— Start of STORED DATA —
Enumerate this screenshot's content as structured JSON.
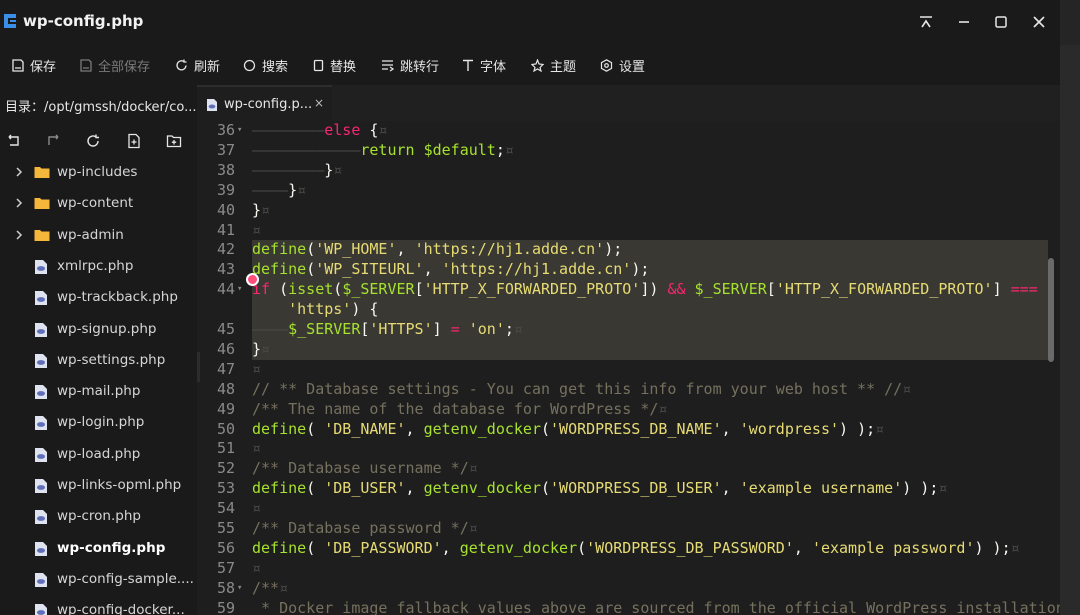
{
  "window": {
    "title": "wp-config.php",
    "controls": [
      "pin-icon",
      "minimize-icon",
      "maximize-icon",
      "close-icon"
    ]
  },
  "toolbar": {
    "save": "保存",
    "save_all": "全部保存",
    "refresh": "刷新",
    "search": "搜索",
    "replace": "替换",
    "goto_line": "跳转行",
    "font": "字体",
    "theme": "主题",
    "settings": "设置"
  },
  "sidebar": {
    "path_label": "目录：/opt/gmssh/docker/co...",
    "actions": [
      "back-icon",
      "forward-icon",
      "refresh-icon",
      "new-file-icon",
      "new-folder-icon"
    ],
    "items": [
      {
        "label": "wp-includes",
        "type": "folder"
      },
      {
        "label": "wp-content",
        "type": "folder"
      },
      {
        "label": "wp-admin",
        "type": "folder"
      },
      {
        "label": "xmlrpc.php",
        "type": "file"
      },
      {
        "label": "wp-trackback.php",
        "type": "file"
      },
      {
        "label": "wp-signup.php",
        "type": "file"
      },
      {
        "label": "wp-settings.php",
        "type": "file"
      },
      {
        "label": "wp-mail.php",
        "type": "file"
      },
      {
        "label": "wp-login.php",
        "type": "file"
      },
      {
        "label": "wp-load.php",
        "type": "file"
      },
      {
        "label": "wp-links-opml.php",
        "type": "file"
      },
      {
        "label": "wp-cron.php",
        "type": "file"
      },
      {
        "label": "wp-config.php",
        "type": "file",
        "active": true
      },
      {
        "label": "wp-config-sample....",
        "type": "file"
      },
      {
        "label": "wp-config-docker...",
        "type": "file"
      }
    ]
  },
  "tabs": [
    {
      "label": "wp-config.p...",
      "close": "×"
    }
  ],
  "editor": {
    "colors": {
      "keyword": "#f92672",
      "function": "#a6e22e",
      "string": "#e6db74",
      "comment": "#75715e",
      "plain": "#f8f8f2"
    },
    "lines": [
      {
        "n": "36",
        "fold": true,
        "t": [
          [
            "ws",
            "————————"
          ],
          [
            "kw",
            "else"
          ],
          [
            "pl",
            " {"
          ],
          [
            "ws",
            "¤"
          ]
        ]
      },
      {
        "n": "37",
        "t": [
          [
            "ws",
            "————————————"
          ],
          [
            "fn",
            "return"
          ],
          [
            "pl",
            " "
          ],
          [
            "var",
            "$default"
          ],
          [
            "pl",
            ";"
          ],
          [
            "ws",
            "¤"
          ]
        ]
      },
      {
        "n": "38",
        "t": [
          [
            "ws",
            "————————"
          ],
          [
            "pl",
            "}"
          ],
          [
            "ws",
            "¤"
          ]
        ]
      },
      {
        "n": "39",
        "t": [
          [
            "ws",
            "————"
          ],
          [
            "pl",
            "}"
          ],
          [
            "ws",
            "¤"
          ]
        ]
      },
      {
        "n": "40",
        "t": [
          [
            "pl",
            "}"
          ],
          [
            "ws",
            "¤"
          ]
        ]
      },
      {
        "n": "41",
        "t": [
          [
            "ws",
            "¤"
          ]
        ]
      },
      {
        "n": "42",
        "t": [
          [
            "fn",
            "define"
          ],
          [
            "pl",
            "("
          ],
          [
            "str",
            "'WP_HOME'"
          ],
          [
            "pl",
            ", "
          ],
          [
            "str",
            "'https://hj1.adde.cn'"
          ],
          [
            "pl",
            ");"
          ]
        ]
      },
      {
        "n": "43",
        "t": [
          [
            "fn",
            "define"
          ],
          [
            "pl",
            "("
          ],
          [
            "str",
            "'WP_SITEURL'"
          ],
          [
            "pl",
            ", "
          ],
          [
            "str",
            "'https://hj1.adde.cn'"
          ],
          [
            "pl",
            ");"
          ]
        ]
      },
      {
        "n": "44",
        "fold": true,
        "t": [
          [
            "kw",
            "if"
          ],
          [
            "pl",
            " ("
          ],
          [
            "fn",
            "isset"
          ],
          [
            "pl",
            "("
          ],
          [
            "var",
            "$_SERVER"
          ],
          [
            "pl",
            "["
          ],
          [
            "str",
            "'HTTP_X_FORWARDED_PROTO'"
          ],
          [
            "pl",
            "]) "
          ],
          [
            "op",
            "&&"
          ],
          [
            "pl",
            " "
          ],
          [
            "var",
            "$_SERVER"
          ],
          [
            "pl",
            "["
          ],
          [
            "str",
            "'HTTP_X_FORWARDED_PROTO'"
          ],
          [
            "pl",
            "] "
          ],
          [
            "op",
            "==="
          ]
        ]
      },
      {
        "n": "",
        "t": [
          [
            "pl",
            "    "
          ],
          [
            "str",
            "'https'"
          ],
          [
            "pl",
            ") {"
          ]
        ]
      },
      {
        "n": "45",
        "t": [
          [
            "ws",
            "————"
          ],
          [
            "var",
            "$_SERVER"
          ],
          [
            "pl",
            "["
          ],
          [
            "str",
            "'HTTPS'"
          ],
          [
            "pl",
            "] "
          ],
          [
            "op",
            "="
          ],
          [
            "pl",
            " "
          ],
          [
            "str",
            "'on'"
          ],
          [
            "pl",
            ";"
          ],
          [
            "ws",
            "¤"
          ]
        ]
      },
      {
        "n": "46",
        "t": [
          [
            "pl",
            "}"
          ],
          [
            "ws",
            "¤"
          ]
        ]
      },
      {
        "n": "47",
        "t": [
          [
            "ws",
            "¤"
          ]
        ]
      },
      {
        "n": "48",
        "t": [
          [
            "cm",
            "// ** Database settings - You can get this info from your web host ** //"
          ],
          [
            "ws",
            "¤"
          ]
        ]
      },
      {
        "n": "49",
        "t": [
          [
            "cm",
            "/** The name of the database for WordPress */"
          ],
          [
            "ws",
            "¤"
          ]
        ]
      },
      {
        "n": "50",
        "t": [
          [
            "fn",
            "define"
          ],
          [
            "pl",
            "( "
          ],
          [
            "str",
            "'DB_NAME'"
          ],
          [
            "pl",
            ", "
          ],
          [
            "fn",
            "getenv_docker"
          ],
          [
            "pl",
            "("
          ],
          [
            "str",
            "'WORDPRESS_DB_NAME'"
          ],
          [
            "pl",
            ", "
          ],
          [
            "str",
            "'wordpress'"
          ],
          [
            "pl",
            ") );"
          ],
          [
            "ws",
            "¤"
          ]
        ]
      },
      {
        "n": "51",
        "t": [
          [
            "ws",
            "¤"
          ]
        ]
      },
      {
        "n": "52",
        "t": [
          [
            "cm",
            "/** Database username */"
          ],
          [
            "ws",
            "¤"
          ]
        ]
      },
      {
        "n": "53",
        "t": [
          [
            "fn",
            "define"
          ],
          [
            "pl",
            "( "
          ],
          [
            "str",
            "'DB_USER'"
          ],
          [
            "pl",
            ", "
          ],
          [
            "fn",
            "getenv_docker"
          ],
          [
            "pl",
            "("
          ],
          [
            "str",
            "'WORDPRESS_DB_USER'"
          ],
          [
            "pl",
            ", "
          ],
          [
            "str",
            "'example username'"
          ],
          [
            "pl",
            ") );"
          ],
          [
            "ws",
            "¤"
          ]
        ]
      },
      {
        "n": "54",
        "t": [
          [
            "ws",
            "¤"
          ]
        ]
      },
      {
        "n": "55",
        "t": [
          [
            "cm",
            "/** Database password */"
          ],
          [
            "ws",
            "¤"
          ]
        ]
      },
      {
        "n": "56",
        "t": [
          [
            "fn",
            "define"
          ],
          [
            "pl",
            "( "
          ],
          [
            "str",
            "'DB_PASSWORD'"
          ],
          [
            "pl",
            ", "
          ],
          [
            "fn",
            "getenv_docker"
          ],
          [
            "pl",
            "("
          ],
          [
            "str",
            "'WORDPRESS_DB_PASSWORD'"
          ],
          [
            "pl",
            ", "
          ],
          [
            "str",
            "'example password'"
          ],
          [
            "pl",
            ") );"
          ],
          [
            "ws",
            "¤"
          ]
        ]
      },
      {
        "n": "57",
        "t": [
          [
            "ws",
            "¤"
          ]
        ]
      },
      {
        "n": "58",
        "fold": true,
        "t": [
          [
            "cm",
            "/**"
          ],
          [
            "ws",
            "¤"
          ]
        ]
      },
      {
        "n": "59",
        "t": [
          [
            "cm",
            " * Docker image fallback values above are sourced from the official WordPress installation"
          ]
        ]
      }
    ]
  }
}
— End of STORED DATA —
**INSTRUCTIONS FOR THE TASK:** How many lines in the listing contain "settings"? Answer with the number alone.

**RESULT OF THE EXERCISE:** 3